Print all entries precisely as they are written.

* begin *

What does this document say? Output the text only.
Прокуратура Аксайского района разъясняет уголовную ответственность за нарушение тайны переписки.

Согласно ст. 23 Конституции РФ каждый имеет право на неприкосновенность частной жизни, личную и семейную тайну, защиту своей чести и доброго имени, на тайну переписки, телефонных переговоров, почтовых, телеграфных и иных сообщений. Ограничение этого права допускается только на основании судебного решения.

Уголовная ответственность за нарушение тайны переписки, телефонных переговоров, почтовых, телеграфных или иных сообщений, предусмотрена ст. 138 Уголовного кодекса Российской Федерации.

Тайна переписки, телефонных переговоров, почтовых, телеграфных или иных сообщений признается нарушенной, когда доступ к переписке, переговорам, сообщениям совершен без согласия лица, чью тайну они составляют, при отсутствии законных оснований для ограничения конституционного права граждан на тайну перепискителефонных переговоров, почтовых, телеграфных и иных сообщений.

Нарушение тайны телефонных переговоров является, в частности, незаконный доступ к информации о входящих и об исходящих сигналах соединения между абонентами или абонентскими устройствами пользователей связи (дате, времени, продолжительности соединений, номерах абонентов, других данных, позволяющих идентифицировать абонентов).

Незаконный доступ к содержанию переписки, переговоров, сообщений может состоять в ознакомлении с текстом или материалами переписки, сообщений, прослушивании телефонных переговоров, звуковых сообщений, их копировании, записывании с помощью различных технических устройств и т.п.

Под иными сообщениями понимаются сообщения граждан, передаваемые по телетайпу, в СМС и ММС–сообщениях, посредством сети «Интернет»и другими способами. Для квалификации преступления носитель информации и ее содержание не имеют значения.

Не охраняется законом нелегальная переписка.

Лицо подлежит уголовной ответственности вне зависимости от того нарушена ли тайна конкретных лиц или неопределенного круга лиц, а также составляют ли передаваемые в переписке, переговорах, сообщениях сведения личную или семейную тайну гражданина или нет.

* end *

▶ _Exercise response_:
What does this document say? Output the text only.
Прокуратура Аксайского района разъясняет уголовную ответственность за нарушение тайны переписки.

Согласно ст. 23 Конституции РФ каждый имеет право на неприкосновенность частной жизни, личную и семейную тайну, защиту своей чести и доброго имени, на тайну переписки, телефонных переговоров, почтовых, телеграфных и иных сообщений. Ограничение этого права допускается только на основании судебного решения.

Уголовная ответственность за нарушение тайны переписки, телефонных переговоров, почтовых, телеграфных или иных сообщений, предусмотрена ст. 138 Уголовного кодекса Российской Федерации.

Тайна переписки, телефонных переговоров, почтовых, телеграфных или иных сообщений признается нарушенной, когда доступ к переписке, переговорам, сообщениям совершен без согласия лица, чью тайну они составляют, при отсутствии законных оснований для ограничения конституционного права граждан на тайну перепискителефонных переговоров, почтовых, телеграфных и иных сообщений.

Нарушение тайны телефонных переговоров является, в частности, незаконный доступ к информации о входящих и об исходящих сигналах соединения между абонентами или абонентскими устройствами пользователей связи (дате, времени, продолжительности соединений, номерах абонентов, других данных, позволяющих идентифицировать абонентов).

Незаконный доступ к содержанию переписки, переговоров, сообщений может состоять в ознакомлении с текстом или материалами переписки, сообщений, прослушивании телефонных переговоров, звуковых сообщений, их копировании, записывании с помощью различных технических устройств и т.п.

Под иными сообщениями понимаются сообщения граждан, передаваемые по телетайпу, в СМС и ММС–сообщениях, посредством сети «Интернет»и другими способами. Для квалификации преступления носитель информации и ее содержание не имеют значения.

Не охраняется законом нелегальная переписка.

Лицо подлежит уголовной ответственности вне зависимости от того нарушена ли тайна конкретных лиц или неопределенного круга лиц, а также составляют ли передаваемые в переписке, переговорах, сообщениях сведения личную или семейную тайну гражданина или нет.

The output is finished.